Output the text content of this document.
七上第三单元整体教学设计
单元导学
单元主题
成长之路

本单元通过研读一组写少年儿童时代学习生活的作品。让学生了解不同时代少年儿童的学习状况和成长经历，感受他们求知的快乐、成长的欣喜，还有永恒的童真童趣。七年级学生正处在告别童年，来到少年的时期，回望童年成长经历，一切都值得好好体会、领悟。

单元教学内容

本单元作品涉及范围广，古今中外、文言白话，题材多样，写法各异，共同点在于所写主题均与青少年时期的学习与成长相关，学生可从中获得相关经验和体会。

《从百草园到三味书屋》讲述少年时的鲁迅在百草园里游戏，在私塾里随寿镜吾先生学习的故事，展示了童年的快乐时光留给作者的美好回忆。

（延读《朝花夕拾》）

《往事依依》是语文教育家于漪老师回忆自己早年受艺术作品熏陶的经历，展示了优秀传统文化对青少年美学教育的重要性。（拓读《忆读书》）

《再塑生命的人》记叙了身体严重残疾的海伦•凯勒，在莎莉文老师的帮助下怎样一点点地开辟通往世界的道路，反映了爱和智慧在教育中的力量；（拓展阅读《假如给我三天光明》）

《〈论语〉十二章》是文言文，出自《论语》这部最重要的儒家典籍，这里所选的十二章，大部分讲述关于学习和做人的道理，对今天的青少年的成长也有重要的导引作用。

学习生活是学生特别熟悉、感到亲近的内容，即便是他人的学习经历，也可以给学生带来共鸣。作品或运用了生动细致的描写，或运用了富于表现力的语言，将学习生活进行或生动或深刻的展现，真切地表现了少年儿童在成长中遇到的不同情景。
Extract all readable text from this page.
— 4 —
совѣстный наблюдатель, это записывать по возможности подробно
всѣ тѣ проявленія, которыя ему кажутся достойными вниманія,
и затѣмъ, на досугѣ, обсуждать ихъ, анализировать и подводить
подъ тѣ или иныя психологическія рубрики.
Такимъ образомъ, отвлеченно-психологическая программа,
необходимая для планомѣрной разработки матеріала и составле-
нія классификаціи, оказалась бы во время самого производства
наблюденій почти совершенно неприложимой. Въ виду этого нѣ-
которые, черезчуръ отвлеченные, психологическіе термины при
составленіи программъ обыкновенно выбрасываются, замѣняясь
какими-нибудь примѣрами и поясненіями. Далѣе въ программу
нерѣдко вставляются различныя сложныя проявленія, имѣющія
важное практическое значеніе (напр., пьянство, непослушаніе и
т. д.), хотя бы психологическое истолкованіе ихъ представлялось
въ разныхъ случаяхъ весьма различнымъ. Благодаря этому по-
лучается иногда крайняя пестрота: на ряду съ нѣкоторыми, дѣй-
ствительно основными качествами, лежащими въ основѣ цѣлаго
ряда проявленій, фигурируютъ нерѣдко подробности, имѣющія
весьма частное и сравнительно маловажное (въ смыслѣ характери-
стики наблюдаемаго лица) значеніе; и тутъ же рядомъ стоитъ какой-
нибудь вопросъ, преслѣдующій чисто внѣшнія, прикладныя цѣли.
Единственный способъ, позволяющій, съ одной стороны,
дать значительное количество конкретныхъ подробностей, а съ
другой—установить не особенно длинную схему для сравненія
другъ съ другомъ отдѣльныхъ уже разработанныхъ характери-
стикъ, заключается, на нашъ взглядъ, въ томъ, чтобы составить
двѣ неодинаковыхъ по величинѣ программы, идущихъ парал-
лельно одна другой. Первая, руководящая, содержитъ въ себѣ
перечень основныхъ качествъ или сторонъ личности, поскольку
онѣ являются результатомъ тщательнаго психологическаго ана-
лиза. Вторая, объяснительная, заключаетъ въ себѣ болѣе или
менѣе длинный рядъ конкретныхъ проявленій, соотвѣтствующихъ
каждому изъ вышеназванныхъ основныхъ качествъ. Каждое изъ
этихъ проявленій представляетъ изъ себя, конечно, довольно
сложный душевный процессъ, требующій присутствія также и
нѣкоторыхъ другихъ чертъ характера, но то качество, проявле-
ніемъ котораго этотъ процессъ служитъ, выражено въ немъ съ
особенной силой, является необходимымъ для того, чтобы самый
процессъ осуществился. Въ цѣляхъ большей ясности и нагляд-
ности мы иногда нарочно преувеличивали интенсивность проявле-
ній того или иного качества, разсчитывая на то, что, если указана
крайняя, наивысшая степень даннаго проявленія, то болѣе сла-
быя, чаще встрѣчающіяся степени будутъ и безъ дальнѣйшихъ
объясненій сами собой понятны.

**********

▶ _JOB_: Count how many lines of the data include the word "имѣющія". Your reply should be that number alone.

▶ _WORKED SOLUTION_: 2